-------- Source records --------
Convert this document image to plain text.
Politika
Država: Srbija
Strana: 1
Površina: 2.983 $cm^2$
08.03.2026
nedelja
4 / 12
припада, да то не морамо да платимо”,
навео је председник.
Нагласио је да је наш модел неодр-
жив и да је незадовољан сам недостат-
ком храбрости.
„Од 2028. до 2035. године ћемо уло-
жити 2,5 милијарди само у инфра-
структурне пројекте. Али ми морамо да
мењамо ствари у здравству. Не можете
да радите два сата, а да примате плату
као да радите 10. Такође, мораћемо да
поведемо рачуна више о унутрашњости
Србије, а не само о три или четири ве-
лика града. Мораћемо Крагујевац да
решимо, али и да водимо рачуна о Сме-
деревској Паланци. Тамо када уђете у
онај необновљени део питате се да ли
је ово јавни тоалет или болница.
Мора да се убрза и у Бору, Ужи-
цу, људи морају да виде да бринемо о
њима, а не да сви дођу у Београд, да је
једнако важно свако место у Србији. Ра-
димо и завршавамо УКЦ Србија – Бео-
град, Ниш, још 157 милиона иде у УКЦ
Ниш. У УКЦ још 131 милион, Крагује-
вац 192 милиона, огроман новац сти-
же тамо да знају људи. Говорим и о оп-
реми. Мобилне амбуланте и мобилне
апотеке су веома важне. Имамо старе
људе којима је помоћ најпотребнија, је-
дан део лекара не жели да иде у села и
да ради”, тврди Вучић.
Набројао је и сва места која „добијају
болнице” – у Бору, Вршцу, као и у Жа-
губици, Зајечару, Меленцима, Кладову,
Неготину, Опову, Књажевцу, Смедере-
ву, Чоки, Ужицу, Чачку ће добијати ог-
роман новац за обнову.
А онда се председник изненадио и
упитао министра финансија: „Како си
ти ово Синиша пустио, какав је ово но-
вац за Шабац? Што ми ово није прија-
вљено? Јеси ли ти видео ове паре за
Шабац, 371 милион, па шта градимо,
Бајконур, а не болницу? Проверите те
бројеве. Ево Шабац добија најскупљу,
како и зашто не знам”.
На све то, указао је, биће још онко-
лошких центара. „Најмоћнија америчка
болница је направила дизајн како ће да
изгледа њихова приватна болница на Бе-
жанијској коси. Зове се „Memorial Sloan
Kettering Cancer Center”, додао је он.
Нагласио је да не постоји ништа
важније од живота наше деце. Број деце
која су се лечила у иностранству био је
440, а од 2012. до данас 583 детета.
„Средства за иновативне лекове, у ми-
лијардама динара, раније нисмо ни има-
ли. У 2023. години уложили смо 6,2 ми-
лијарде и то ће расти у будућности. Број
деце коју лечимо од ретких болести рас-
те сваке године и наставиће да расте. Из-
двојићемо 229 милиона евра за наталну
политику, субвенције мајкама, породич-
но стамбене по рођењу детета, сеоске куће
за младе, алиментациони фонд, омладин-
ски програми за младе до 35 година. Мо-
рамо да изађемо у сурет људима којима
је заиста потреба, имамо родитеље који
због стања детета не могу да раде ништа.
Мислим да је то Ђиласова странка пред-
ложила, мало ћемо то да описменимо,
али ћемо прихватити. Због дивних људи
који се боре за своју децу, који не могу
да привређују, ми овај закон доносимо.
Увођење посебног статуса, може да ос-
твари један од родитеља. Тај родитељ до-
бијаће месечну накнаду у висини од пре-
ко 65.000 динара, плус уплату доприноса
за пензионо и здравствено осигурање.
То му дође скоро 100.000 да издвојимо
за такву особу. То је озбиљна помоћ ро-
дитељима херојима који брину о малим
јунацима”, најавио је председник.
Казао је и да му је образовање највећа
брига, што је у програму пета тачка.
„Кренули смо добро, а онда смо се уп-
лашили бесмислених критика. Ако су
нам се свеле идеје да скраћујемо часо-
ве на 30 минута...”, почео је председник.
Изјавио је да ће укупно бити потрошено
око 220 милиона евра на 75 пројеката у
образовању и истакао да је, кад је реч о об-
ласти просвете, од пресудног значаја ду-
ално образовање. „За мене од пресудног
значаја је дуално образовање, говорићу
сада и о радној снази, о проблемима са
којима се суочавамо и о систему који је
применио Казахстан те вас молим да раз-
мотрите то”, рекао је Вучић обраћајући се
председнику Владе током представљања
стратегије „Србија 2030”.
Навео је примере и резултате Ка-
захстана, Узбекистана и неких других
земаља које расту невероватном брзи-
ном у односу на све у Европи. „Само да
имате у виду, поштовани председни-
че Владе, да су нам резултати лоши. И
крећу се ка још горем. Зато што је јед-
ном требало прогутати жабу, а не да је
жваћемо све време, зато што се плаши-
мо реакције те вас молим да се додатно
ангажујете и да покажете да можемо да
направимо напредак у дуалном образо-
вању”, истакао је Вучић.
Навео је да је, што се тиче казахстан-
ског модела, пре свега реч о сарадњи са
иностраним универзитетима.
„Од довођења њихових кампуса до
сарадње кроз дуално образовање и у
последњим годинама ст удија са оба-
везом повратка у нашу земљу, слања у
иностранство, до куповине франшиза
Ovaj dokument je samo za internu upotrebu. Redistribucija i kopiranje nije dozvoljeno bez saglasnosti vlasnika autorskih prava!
--------
*What is expected*:
All of the material above needs to be retyped word for word.

*Answer below*:
Convert this document image to plain text.
Politika
Država: Srbija
Strana: 1
Površina: 2.983 $cm^2$
08.03.2026
nedelja
4 / 12
припада, да то не морамо да платимо”,
навео је председник.
Нагласио је да је наш модел неодр-
жив и да је незадовољан сам недостат-
ком храбрости.
„Од 2028. до 2035. године ћемо уло-
жити 2,5 милијарди само у инфра-
структурне пројекте. Али ми морамо да
мењамо ствари у здравству. Не можете
да радите два сата, а да примате плату
као да радите 10. Такође, мораћемо да
поведемо рачуна више о унутрашњости
Србије, а не само о три или четири ве-
лика града. Мораћемо Крагујевац да
решимо, али и да водимо рачуна о Сме-
деревској Паланци. Тамо када уђете у
онај необновљени део питате се да ли
је ово јавни тоалет или болница.
Мора да се убрза и у Бору, Ужи-
цу, људи морају да виде да бринемо о
њима, а не да сви дођу у Београд, да је
једнако важно свако место у Србији. Ра-
димо и завршавамо УКЦ Србија – Бео-
град, Ниш, још 157 милиона иде у УКЦ
Ниш. У УКЦ још 131 милион, Крагује-
вац 192 милиона, огроман новац сти-
же тамо да знају људи. Говорим и о оп-
реми. Мобилне амбуланте и мобилне
апотеке су веома важне. Имамо старе
људе којима је помоћ најпотребнија, је-
дан део лекара не жели да иде у села и
да ради”, тврди Вучић.
Набројао је и сва места која „добијају
болнице” – у Бору, Вршцу, као и у Жа-
губици, Зајечару, Меленцима, Кладову,
Неготину, Опову, Књажевцу, Смедере-
ву, Чоки, Ужицу, Чачку ће добијати ог-
роман новац за обнову.
А онда се председник изненадио и
упитао министра финансија: „Како си
ти ово Синиша пустио, какав је ово но-
вац за Шабац? Што ми ово није прија-
вљено? Јеси ли ти видео ове паре за
Шабац, 371 милион, па шта градимо,
Бајконур, а не болницу? Проверите те
бројеве. Ево Шабац добија најскупљу,
како и зашто не знам”.
На све то, указао је, биће још онко-
лошких центара. „Најмоћнија америчка
болница је направила дизајн како ће да
изгледа њихова приватна болница на Бе-
жанијској коси. Зове се „Memorial Sloan
Kettering Cancer Center”, додао је он.
Нагласио је да не постоји ништа
важније од живота наше деце. Број деце
која су се лечила у иностранству био је
440, а од 2012. до данас 583 детета.
„Средства за иновативне лекове, у ми-
лијардама динара, раније нисмо ни има-
ли. У 2023. години уложили смо 6,2 ми-
лијарде и то ће расти у будућности. Број
деце коју лечимо од ретких болести рас-
те сваке године и наставиће да расте. Из-
двојићемо 229 милиона евра за наталну
политику, субвенције мајкама, породич-
но стамбене по рођењу детета, сеоске куће
за младе, алиментациони фонд, омладин-
ски програми за младе до 35 година. Мо-
рамо да изађемо у сурет људима којима
је заиста потреба, имамо родитеље који
због стања детета не могу да раде ништа.
Мислим да је то Ђиласова странка пред-
ложила, мало ћемо то да описменимо,
али ћемо прихватити. Због дивних људи
који се боре за своју децу, који не могу
да привређују, ми овај закон доносимо.
Увођење посебног статуса, може да ос-
твари један од родитеља. Тај родитељ до-
бијаће месечну накнаду у висини од пре-
ко 65.000 динара, плус уплату доприноса
за пензионо и здравствено осигурање.
То му дође скоро 100.000 да издвојимо
за такву особу. То је озбиљна помоћ ро-
дитељима херојима који брину о малим
јунацима”, најавио је председник.
Казао је и да му је образовање највећа
брига, што је у програму пета тачка.
„Кренули смо добро, а онда смо се уп-
лашили бесмислених критика. Ако су
нам се свеле идеје да скраћујемо часо-
ве на 30 минута...”, почео је председник.
Изјавио је да ће укупно бити потрошено
око 220 милиона евра на 75 пројеката у
образовању и истакао да је, кад је реч о об-
ласти просвете, од пресудног значаја ду-
ално образовање. „За мене од пресудног
значаја је дуално образовање, говорићу
сада и о радној снази, о проблемима са
којима се суочавамо и о систему који је
применио Казахстан те вас молим да раз-
мотрите то”, рекао је Вучић обраћајући се
председнику Владе током представљања
стратегије „Србија 2030”.
Навео је примере и резултате Ка-
захстана, Узбекистана и неких других
земаља које расту невероватном брзи-
ном у односу на све у Европи. „Само да
имате у виду, поштовани председни-
че Владе, да су нам резултати лоши. И
крећу се ка још горем. Зато што је јед-
ном требало прогутати жабу, а не да је
жваћемо све време, зато што се плаши-
мо реакције те вас молим да се додатно
ангажујете и да покажете да можемо да
направимо напредак у дуалном образо-
вању”, истакао је Вучић.
Навео је да је, што се тиче казахстан-
ског модела, пре свега реч о сарадњи са
иностраним универзитетима.
„Од довођења њихових кампуса до
сарадње кроз дуално образовање и у
последњим годинама ст удија са оба-
везом повратка у нашу земљу, слања у
иностранство, до куповине франшиза
Ovaj dokument je samo za internu upotrebu. Redistribucija i kopiranje nije dozvoljeno bez saglasnosti vlasnika autorskih prava!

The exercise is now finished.